## DESCRIPTION OF THE TASK
Rewrite the lines from the one containing "Localize all elements." through the one containing "data-line [81,39,1231,137]", changing every "x-tick-label" to "x-axis-tick-label" and keeping everything else the same. Omit the pictures.

## EXERCISE INPUTS
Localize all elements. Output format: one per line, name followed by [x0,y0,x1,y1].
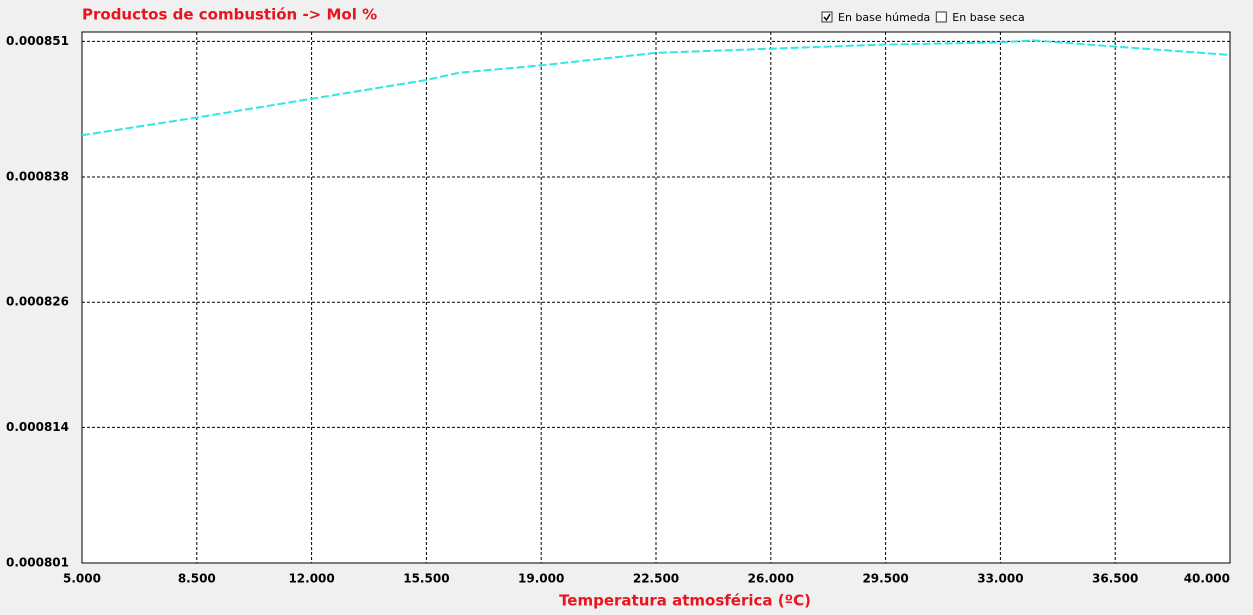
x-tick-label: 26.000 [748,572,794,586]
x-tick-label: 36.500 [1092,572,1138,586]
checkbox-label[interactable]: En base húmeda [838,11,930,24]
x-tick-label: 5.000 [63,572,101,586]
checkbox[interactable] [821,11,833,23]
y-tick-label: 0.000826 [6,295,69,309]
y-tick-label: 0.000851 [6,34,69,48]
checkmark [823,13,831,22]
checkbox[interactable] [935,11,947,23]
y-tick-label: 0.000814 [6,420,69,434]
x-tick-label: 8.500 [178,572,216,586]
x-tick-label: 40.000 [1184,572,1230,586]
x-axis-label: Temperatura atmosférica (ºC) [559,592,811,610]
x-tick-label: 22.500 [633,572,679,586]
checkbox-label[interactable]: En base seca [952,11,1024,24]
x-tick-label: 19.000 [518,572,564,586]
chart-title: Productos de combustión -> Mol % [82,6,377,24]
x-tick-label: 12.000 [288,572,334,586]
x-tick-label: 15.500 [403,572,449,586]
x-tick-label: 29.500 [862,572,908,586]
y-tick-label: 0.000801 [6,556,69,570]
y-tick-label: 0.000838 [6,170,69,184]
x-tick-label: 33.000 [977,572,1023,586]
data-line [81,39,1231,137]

---

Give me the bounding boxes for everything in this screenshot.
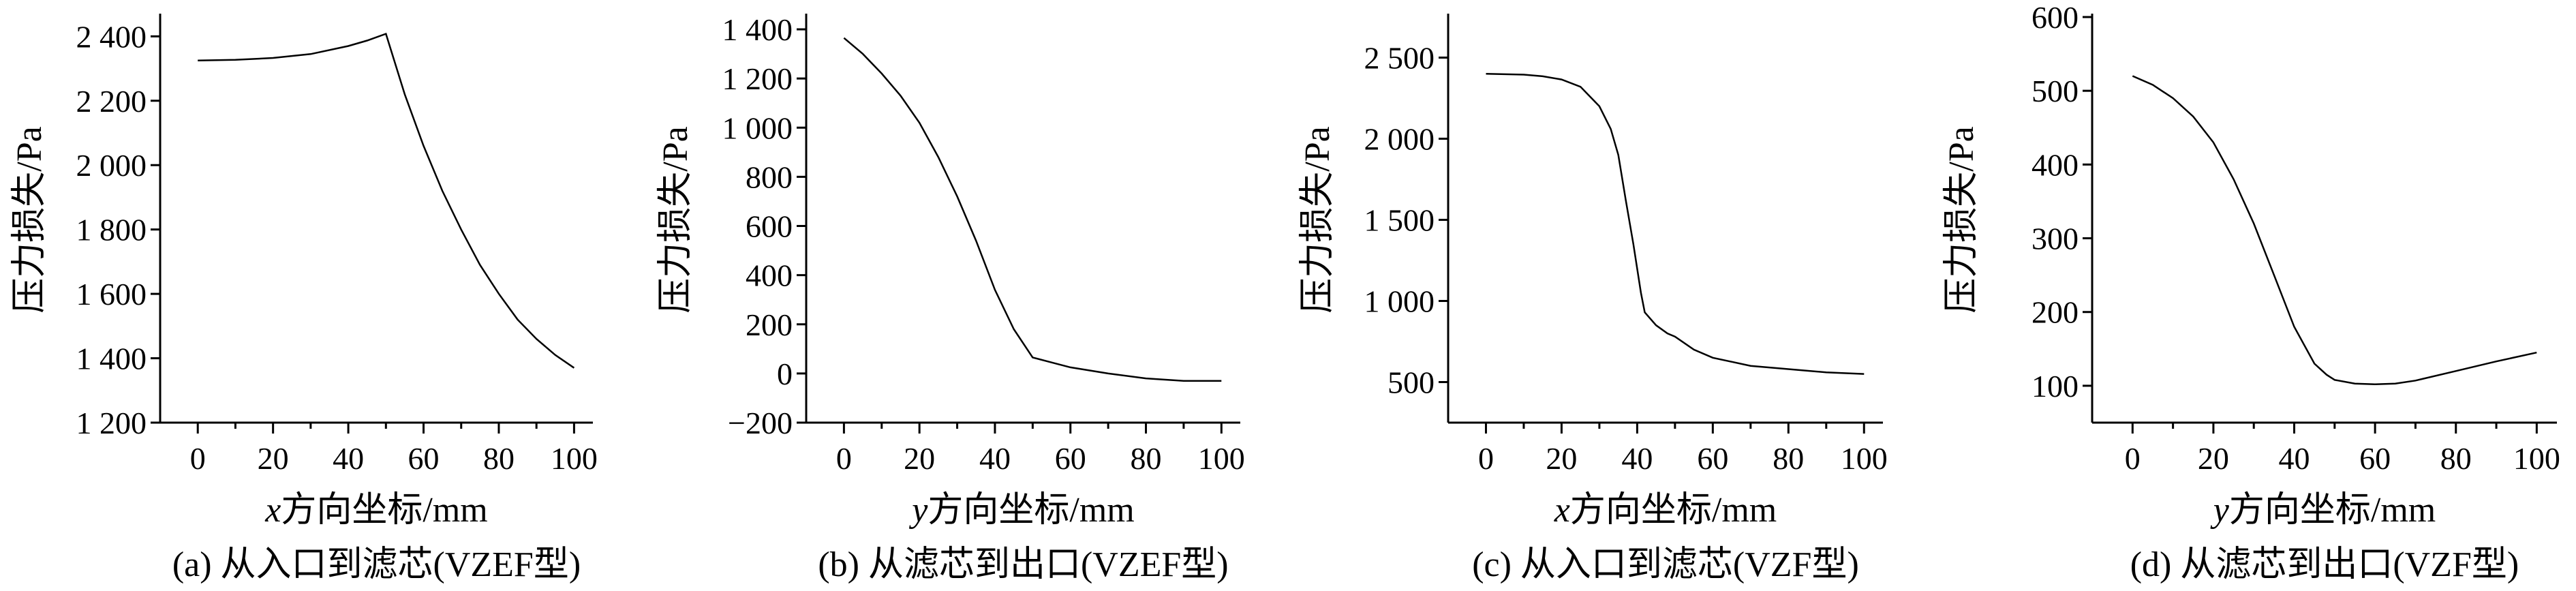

## TASK OUTPUT
Localize all elements. Output format: one per line, name followed by [x0,y0,x1,y1].
x-axis-tick-label: 26.000 [748,572,794,586]
x-axis-tick-label: 36.500 [1092,572,1138,586]
checkbox-label[interactable]: En base húmeda [838,11,930,24]
x-axis-tick-label: 5.000 [63,572,101,586]
checkbox[interactable] [821,11,833,23]
y-tick-label: 0.000826 [6,295,69,309]
y-tick-label: 0.000851 [6,34,69,48]
checkmark [823,13,831,22]
checkbox[interactable] [935,11,947,23]
y-tick-label: 0.000814 [6,420,69,434]
x-axis-tick-label: 8.500 [178,572,216,586]
x-axis-tick-label: 40.000 [1184,572,1230,586]
x-axis-label: Temperatura atmosférica (ºC) [559,592,811,610]
x-axis-tick-label: 22.500 [633,572,679,586]
checkbox-label[interactable]: En base seca [952,11,1024,24]
x-axis-tick-label: 19.000 [518,572,564,586]
chart-title: Productos de combustión -> Mol % [82,6,377,24]
x-axis-tick-label: 12.000 [288,572,334,586]
x-axis-tick-label: 15.500 [403,572,449,586]
x-axis-tick-label: 29.500 [862,572,908,586]
y-tick-label: 0.000801 [6,556,69,570]
y-tick-label: 0.000838 [6,170,69,184]
x-axis-tick-label: 33.000 [977,572,1023,586]
data-line [81,39,1231,137]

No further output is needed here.